━━ PROVIDED DATA ━━
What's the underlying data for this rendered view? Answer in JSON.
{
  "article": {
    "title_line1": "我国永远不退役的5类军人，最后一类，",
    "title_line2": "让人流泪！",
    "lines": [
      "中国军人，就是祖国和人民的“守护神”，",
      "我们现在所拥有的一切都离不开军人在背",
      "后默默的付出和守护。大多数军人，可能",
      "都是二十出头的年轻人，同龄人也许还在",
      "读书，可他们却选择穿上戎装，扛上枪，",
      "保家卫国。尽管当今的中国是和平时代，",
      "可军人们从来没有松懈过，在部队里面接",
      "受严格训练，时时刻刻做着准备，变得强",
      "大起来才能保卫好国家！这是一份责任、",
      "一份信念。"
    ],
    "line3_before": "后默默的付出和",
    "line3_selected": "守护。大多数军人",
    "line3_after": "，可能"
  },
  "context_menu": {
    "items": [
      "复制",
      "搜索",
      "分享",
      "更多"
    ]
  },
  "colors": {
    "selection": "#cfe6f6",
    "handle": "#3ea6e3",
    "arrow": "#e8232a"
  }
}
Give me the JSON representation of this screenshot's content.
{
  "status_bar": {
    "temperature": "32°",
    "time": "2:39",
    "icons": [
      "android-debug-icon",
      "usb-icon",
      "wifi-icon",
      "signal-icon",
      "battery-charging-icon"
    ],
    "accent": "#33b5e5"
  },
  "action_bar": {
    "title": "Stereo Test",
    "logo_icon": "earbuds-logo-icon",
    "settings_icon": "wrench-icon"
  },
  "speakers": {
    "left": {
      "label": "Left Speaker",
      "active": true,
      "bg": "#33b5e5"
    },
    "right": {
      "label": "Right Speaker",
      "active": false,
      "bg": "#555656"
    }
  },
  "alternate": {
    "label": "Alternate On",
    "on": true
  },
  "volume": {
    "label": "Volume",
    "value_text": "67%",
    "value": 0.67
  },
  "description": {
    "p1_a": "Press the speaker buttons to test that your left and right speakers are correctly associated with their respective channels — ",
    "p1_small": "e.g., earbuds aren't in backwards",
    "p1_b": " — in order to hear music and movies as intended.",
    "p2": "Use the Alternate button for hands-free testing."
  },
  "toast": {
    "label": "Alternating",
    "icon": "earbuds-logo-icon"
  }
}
━━━
In the entries above, take the line containing "Give me the" and each later line through the last, and repeat them exactly. Output nothing else.

* [RESULT OF THE EXERCISE]:
Give me the JSON representation of this screenshot's content.
{
  "status_bar": {
    "temperature": "32°",
    "time": "2:39",
    "icons": [
      "android-debug-icon",
      "usb-icon",
      "wifi-icon",
      "signal-icon",
      "battery-charging-icon"
    ],
    "accent": "#33b5e5"
  },
  "action_bar": {
    "title": "Stereo Test",
    "logo_icon": "earbuds-logo-icon",
    "settings_icon": "wrench-icon"
  },
  "speakers": {
    "left": {
      "label": "Left Speaker",
      "active": true,
      "bg": "#33b5e5"
    },
    "right": {
      "label": "Right Speaker",
      "active": false,
      "bg": "#555656"
    }
  },
  "alternate": {
    "label": "Alternate On",
    "on": true
  },
  "volume": {
    "label": "Volume",
    "value_text": "67%",
    "value": 0.67
  },
  "description": {
    "p1_a": "Press the speaker buttons to test that your left and right speakers are correctly associated with their respective channels — ",
    "p1_small": "e.g., earbuds aren't in backwards",
    "p1_b": " — in order to hear music and movies as intended.",
    "p2": "Use the Alternate button for hands-free testing."
  },
  "toast": {
    "label": "Alternating",
    "icon": "earbuds-logo-icon"
  }
}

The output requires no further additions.